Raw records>

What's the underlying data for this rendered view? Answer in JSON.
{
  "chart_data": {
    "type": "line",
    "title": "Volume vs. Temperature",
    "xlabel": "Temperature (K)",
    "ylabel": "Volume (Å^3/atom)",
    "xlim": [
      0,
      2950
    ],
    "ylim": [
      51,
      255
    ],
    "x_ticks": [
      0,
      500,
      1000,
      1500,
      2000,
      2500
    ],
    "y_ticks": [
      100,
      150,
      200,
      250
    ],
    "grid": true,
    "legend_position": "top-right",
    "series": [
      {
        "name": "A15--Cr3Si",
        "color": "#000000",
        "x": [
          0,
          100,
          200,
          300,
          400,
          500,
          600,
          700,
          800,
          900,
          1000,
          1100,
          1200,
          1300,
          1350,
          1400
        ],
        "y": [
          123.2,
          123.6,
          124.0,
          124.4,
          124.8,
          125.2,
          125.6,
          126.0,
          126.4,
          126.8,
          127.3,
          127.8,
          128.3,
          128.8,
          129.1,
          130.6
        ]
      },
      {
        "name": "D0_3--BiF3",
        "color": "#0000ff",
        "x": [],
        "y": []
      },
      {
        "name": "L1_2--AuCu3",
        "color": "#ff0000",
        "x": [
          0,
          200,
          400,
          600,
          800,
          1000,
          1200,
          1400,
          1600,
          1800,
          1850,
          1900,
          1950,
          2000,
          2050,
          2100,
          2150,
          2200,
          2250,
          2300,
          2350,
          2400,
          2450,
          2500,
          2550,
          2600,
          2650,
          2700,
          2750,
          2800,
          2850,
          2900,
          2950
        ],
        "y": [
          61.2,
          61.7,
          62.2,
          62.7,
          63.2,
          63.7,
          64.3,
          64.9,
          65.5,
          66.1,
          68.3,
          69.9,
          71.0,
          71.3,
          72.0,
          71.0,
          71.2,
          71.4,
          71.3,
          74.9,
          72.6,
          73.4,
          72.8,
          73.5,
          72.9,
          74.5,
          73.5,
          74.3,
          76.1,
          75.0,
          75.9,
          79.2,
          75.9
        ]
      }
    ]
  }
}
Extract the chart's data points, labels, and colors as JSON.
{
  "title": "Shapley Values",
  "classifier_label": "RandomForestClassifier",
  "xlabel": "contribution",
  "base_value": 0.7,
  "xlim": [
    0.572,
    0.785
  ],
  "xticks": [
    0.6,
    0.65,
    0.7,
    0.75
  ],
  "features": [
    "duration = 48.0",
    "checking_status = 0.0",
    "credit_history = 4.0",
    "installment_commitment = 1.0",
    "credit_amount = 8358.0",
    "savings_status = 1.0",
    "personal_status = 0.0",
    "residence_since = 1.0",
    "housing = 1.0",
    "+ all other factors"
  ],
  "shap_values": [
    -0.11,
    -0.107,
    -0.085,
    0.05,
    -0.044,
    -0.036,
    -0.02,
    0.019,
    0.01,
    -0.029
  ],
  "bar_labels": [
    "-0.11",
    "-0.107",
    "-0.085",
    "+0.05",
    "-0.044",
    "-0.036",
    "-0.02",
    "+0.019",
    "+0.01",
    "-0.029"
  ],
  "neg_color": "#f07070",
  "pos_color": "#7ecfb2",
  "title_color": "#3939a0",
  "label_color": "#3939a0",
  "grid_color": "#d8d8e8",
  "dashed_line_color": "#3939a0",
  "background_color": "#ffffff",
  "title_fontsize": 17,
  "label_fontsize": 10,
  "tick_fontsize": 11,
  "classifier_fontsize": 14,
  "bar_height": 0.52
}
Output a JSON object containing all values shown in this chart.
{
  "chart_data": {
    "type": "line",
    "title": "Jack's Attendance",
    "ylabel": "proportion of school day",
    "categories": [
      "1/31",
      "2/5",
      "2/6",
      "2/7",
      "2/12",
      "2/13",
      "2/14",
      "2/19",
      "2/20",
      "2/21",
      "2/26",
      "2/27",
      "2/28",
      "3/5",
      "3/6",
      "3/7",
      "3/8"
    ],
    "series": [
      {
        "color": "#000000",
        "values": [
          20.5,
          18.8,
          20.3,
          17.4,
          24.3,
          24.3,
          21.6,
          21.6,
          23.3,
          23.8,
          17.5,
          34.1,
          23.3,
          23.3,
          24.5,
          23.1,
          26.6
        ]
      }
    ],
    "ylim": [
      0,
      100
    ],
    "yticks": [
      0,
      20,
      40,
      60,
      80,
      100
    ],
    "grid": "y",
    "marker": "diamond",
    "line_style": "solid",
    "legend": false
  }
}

Direction> Go through the records and gather the lines that hold "this".

Exercise response>
What's the underlying data for this rendered view? Answer in JSON.
Output a JSON object containing all values shown in this chart.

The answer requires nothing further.